*SHORT TASK:* Print out each entry below exactly, please.

(Stored entries)
================================

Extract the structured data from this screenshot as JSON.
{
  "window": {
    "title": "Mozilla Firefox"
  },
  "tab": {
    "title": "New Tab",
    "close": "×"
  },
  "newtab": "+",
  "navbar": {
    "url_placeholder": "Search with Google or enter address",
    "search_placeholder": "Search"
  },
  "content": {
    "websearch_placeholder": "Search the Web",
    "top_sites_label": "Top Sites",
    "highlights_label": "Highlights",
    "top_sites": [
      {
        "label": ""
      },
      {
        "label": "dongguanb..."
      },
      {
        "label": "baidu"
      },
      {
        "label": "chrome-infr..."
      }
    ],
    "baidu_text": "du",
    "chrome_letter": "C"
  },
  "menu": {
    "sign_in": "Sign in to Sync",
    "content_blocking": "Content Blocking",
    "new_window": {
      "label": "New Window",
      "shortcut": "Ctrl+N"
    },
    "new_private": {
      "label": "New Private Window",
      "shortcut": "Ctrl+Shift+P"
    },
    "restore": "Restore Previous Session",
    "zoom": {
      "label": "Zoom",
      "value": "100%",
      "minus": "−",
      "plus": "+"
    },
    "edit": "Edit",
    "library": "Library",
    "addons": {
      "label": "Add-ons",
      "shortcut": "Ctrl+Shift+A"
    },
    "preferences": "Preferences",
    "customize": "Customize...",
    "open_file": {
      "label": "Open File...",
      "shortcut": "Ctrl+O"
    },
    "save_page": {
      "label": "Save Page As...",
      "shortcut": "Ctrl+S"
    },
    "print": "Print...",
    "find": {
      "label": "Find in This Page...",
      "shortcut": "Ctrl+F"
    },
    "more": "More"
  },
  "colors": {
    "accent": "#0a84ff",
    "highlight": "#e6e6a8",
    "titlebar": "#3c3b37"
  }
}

================================

*FINISHED TASK:*
Extract the structured data from this screenshot as JSON.
{
  "window": {
    "title": "Mozilla Firefox"
  },
  "tab": {
    "title": "New Tab",
    "close": "×"
  },
  "newtab": "+",
  "navbar": {
    "url_placeholder": "Search with Google or enter address",
    "search_placeholder": "Search"
  },
  "content": {
    "websearch_placeholder": "Search the Web",
    "top_sites_label": "Top Sites",
    "highlights_label": "Highlights",
    "top_sites": [
      {
        "label": ""
      },
      {
        "label": "dongguanb..."
      },
      {
        "label": "baidu"
      },
      {
        "label": "chrome-infr..."
      }
    ],
    "baidu_text": "du",
    "chrome_letter": "C"
  },
  "menu": {
    "sign_in": "Sign in to Sync",
    "content_blocking": "Content Blocking",
    "new_window": {
      "label": "New Window",
      "shortcut": "Ctrl+N"
    },
    "new_private": {
      "label": "New Private Window",
      "shortcut": "Ctrl+Shift+P"
    },
    "restore": "Restore Previous Session",
    "zoom": {
      "label": "Zoom",
      "value": "100%",
      "minus": "−",
      "plus": "+"
    },
    "edit": "Edit",
    "library": "Library",
    "addons": {
      "label": "Add-ons",
      "shortcut": "Ctrl+Shift+A"
    },
    "preferences": "Preferences",
    "customize": "Customize...",
    "open_file": {
      "label": "Open File...",
      "shortcut": "Ctrl+O"
    },
    "save_page": {
      "label": "Save Page As...",
      "shortcut": "Ctrl+S"
    },
    "print": "Print...",
    "find": {
      "label": "Find in This Page...",
      "shortcut": "Ctrl+F"
    },
    "more": "More"
  },
  "colors": {
    "accent": "#0a84ff",
    "highlight": "#e6e6a8",
    "titlebar": "#3c3b37"
  }
}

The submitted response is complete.